### Dataset:
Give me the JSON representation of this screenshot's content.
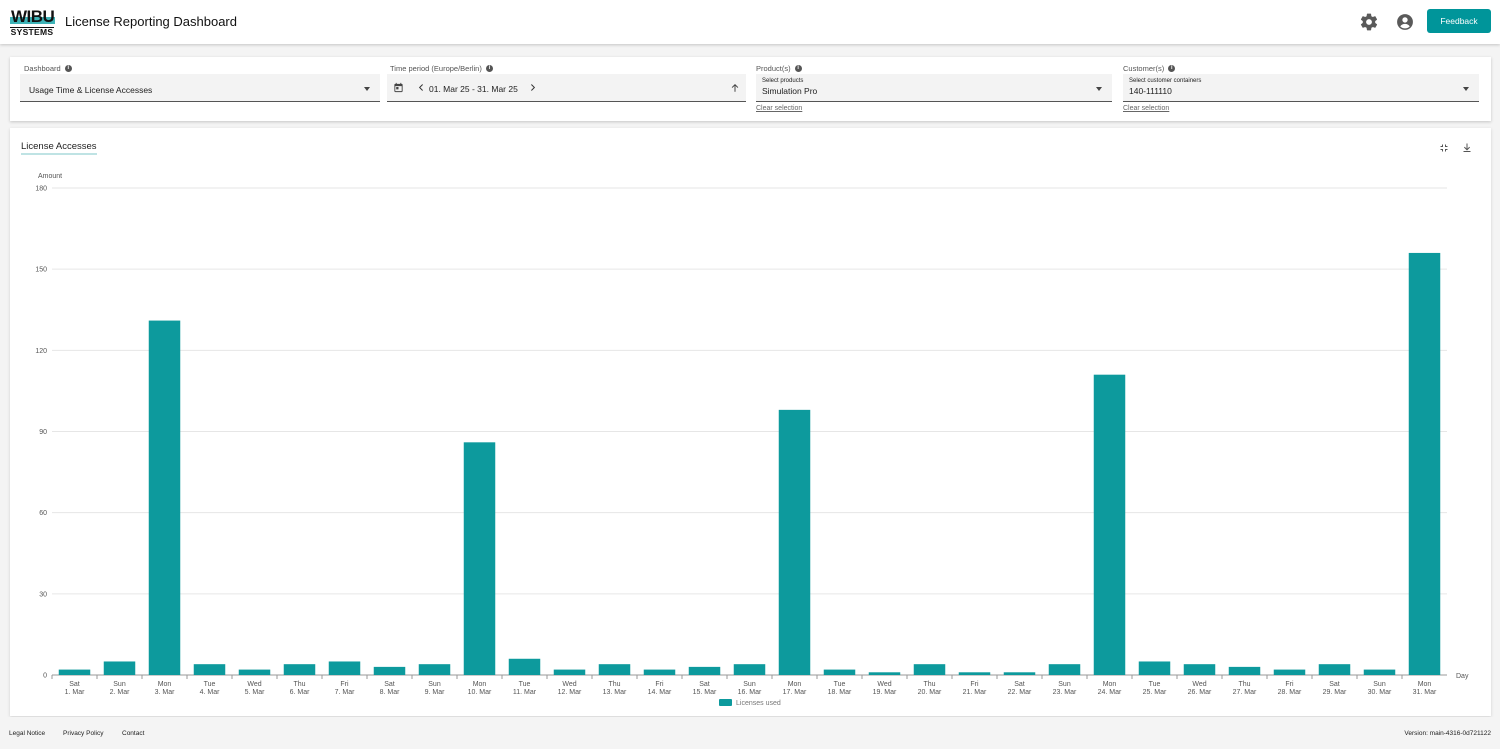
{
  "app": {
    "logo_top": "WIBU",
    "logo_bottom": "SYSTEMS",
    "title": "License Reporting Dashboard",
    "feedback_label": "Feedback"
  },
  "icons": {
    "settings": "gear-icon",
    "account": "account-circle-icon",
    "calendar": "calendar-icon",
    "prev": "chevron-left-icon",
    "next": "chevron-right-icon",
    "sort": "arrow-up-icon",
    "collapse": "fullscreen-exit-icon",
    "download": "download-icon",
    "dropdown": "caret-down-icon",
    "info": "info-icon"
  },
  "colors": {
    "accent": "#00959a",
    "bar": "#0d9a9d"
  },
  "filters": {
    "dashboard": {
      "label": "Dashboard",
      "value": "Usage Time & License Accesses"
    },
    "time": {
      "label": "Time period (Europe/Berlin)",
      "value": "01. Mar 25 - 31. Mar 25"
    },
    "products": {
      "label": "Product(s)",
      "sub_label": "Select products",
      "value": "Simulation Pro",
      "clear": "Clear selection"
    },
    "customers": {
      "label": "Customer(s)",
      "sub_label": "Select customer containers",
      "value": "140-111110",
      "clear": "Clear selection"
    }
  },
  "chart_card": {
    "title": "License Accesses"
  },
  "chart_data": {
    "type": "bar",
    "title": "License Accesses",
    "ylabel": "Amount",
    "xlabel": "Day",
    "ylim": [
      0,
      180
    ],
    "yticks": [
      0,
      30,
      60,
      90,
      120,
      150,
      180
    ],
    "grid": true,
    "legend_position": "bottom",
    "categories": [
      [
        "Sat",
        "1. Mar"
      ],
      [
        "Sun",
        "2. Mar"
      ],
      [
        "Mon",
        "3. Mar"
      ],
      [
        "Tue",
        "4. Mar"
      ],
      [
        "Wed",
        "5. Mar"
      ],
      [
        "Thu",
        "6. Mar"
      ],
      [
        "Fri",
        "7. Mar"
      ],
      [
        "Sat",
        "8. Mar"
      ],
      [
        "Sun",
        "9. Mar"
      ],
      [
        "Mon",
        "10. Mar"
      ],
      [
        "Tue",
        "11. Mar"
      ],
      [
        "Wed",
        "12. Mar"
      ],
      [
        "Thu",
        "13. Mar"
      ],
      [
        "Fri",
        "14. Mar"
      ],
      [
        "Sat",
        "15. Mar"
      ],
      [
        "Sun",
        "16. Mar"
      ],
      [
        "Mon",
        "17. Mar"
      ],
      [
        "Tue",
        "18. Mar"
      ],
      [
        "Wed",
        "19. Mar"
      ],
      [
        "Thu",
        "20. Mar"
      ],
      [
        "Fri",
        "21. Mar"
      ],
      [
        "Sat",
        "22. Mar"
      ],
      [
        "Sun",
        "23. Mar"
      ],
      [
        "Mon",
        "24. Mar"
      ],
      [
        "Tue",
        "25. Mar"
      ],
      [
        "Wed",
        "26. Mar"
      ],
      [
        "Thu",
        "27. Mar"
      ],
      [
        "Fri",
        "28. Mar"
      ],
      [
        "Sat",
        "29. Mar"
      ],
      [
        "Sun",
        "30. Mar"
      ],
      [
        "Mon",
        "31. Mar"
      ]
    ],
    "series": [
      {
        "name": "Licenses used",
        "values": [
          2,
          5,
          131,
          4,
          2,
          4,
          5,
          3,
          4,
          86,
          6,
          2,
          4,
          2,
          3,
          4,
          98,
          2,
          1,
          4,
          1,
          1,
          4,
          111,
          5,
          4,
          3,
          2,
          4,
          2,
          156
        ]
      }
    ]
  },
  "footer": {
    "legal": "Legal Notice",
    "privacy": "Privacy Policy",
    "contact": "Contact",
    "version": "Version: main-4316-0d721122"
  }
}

### Given exercise:
State how many lines of the listing include "title", and nothing more.

### Task solution:
3